— START OF EXERCISE DATA —
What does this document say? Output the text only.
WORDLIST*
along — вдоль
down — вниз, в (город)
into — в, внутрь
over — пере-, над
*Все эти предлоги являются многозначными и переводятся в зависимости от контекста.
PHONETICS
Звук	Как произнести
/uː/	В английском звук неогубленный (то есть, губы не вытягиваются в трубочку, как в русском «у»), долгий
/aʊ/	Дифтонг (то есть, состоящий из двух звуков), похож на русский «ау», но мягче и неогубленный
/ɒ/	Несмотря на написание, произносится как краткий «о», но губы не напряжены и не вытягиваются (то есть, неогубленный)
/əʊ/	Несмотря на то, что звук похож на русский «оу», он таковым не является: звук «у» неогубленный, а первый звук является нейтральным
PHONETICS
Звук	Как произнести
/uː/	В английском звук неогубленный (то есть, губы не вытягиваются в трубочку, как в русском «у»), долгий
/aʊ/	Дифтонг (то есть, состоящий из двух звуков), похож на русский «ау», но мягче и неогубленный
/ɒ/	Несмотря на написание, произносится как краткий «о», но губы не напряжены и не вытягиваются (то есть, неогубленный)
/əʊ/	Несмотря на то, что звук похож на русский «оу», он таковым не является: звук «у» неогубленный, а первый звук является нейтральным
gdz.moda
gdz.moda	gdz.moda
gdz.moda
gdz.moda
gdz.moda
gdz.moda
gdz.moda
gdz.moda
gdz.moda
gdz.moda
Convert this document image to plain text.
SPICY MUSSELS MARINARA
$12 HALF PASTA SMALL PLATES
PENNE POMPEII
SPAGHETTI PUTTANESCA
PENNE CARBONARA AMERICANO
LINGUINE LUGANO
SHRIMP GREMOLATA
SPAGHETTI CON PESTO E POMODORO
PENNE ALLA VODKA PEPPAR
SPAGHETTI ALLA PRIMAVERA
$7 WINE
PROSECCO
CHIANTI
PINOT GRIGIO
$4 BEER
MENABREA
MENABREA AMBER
— END OF EXERCISE DATA —
*THE TASK*
Quote only the lines from the line containing "Convert this document image to plain text." through the end of the listing, please, keeping both the first and the last line.

*RESPONSE TO THIS TASK*
Convert this document image to plain text.
SPICY MUSSELS MARINARA
$12 HALF PASTA SMALL PLATES
PENNE POMPEII
SPAGHETTI PUTTANESCA
PENNE CARBONARA AMERICANO
LINGUINE LUGANO
SHRIMP GREMOLATA
SPAGHETTI CON PESTO E POMODORO
PENNE ALLA VODKA PEPPAR
SPAGHETTI ALLA PRIMAVERA
$7 WINE
PROSECCO
CHIANTI
PINOT GRIGIO
$4 BEER
MENABREA
MENABREA AMBER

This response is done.